- Work required
Find the lines of data that contain the string "Output", then list them.

Data entries:
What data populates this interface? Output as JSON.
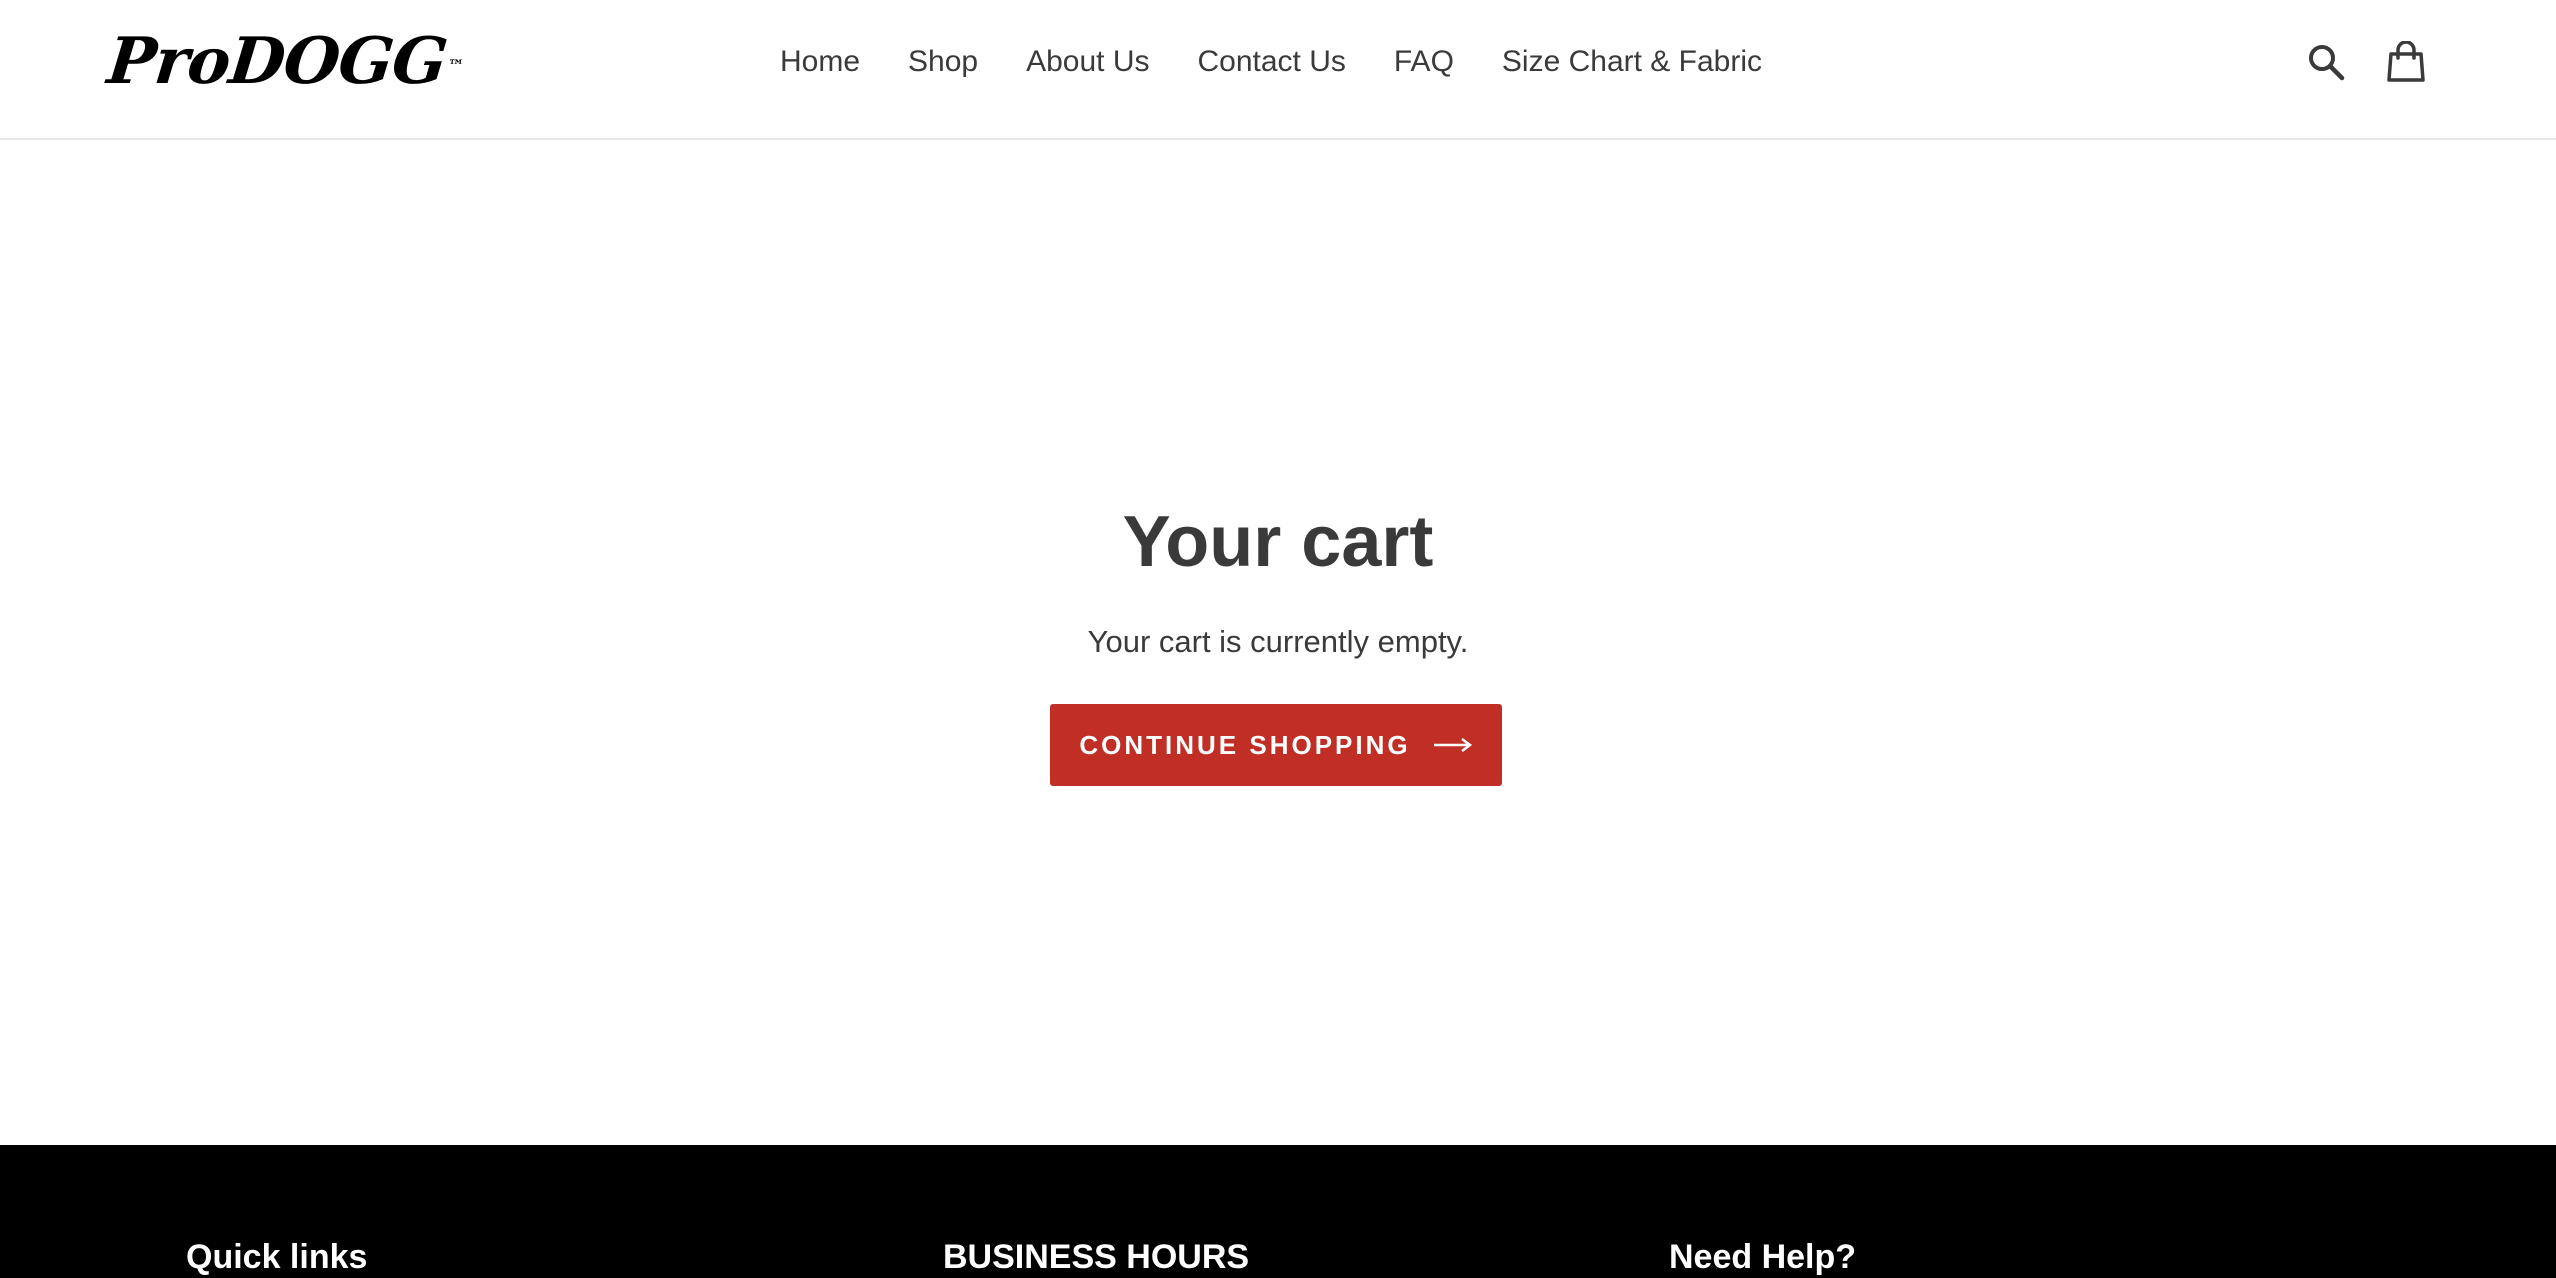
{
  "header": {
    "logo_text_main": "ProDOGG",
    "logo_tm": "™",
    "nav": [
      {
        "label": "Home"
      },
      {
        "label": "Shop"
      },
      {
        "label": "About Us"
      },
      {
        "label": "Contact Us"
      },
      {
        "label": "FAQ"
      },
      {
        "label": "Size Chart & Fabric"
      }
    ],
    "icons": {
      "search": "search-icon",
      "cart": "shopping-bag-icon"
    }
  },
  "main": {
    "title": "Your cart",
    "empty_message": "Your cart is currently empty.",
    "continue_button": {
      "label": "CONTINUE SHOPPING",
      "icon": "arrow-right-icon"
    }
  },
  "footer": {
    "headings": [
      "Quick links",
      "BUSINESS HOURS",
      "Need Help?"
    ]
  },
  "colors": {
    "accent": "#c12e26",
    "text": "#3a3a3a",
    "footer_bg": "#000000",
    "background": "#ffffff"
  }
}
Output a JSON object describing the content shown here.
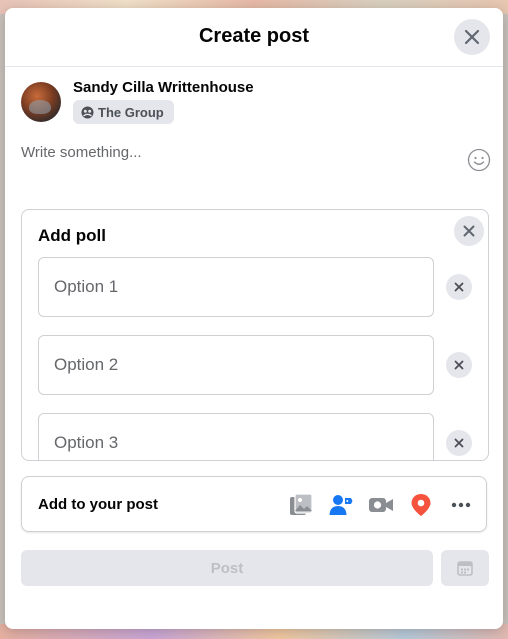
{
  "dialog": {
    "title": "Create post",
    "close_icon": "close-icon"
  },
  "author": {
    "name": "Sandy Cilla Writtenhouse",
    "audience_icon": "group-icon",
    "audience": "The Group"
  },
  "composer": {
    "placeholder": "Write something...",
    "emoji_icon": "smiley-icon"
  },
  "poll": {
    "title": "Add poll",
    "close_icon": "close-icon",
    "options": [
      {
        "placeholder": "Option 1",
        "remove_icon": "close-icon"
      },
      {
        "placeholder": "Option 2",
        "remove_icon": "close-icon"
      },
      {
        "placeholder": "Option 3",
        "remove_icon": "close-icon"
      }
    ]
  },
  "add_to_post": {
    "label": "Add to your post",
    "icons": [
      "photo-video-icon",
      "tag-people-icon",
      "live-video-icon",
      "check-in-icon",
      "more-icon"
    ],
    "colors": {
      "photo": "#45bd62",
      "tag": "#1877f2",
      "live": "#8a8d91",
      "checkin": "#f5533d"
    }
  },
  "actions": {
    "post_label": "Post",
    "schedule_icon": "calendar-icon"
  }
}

- Worked solution
What data populates this interface? Output as JSON.
Output a JSON object describing the content shown here.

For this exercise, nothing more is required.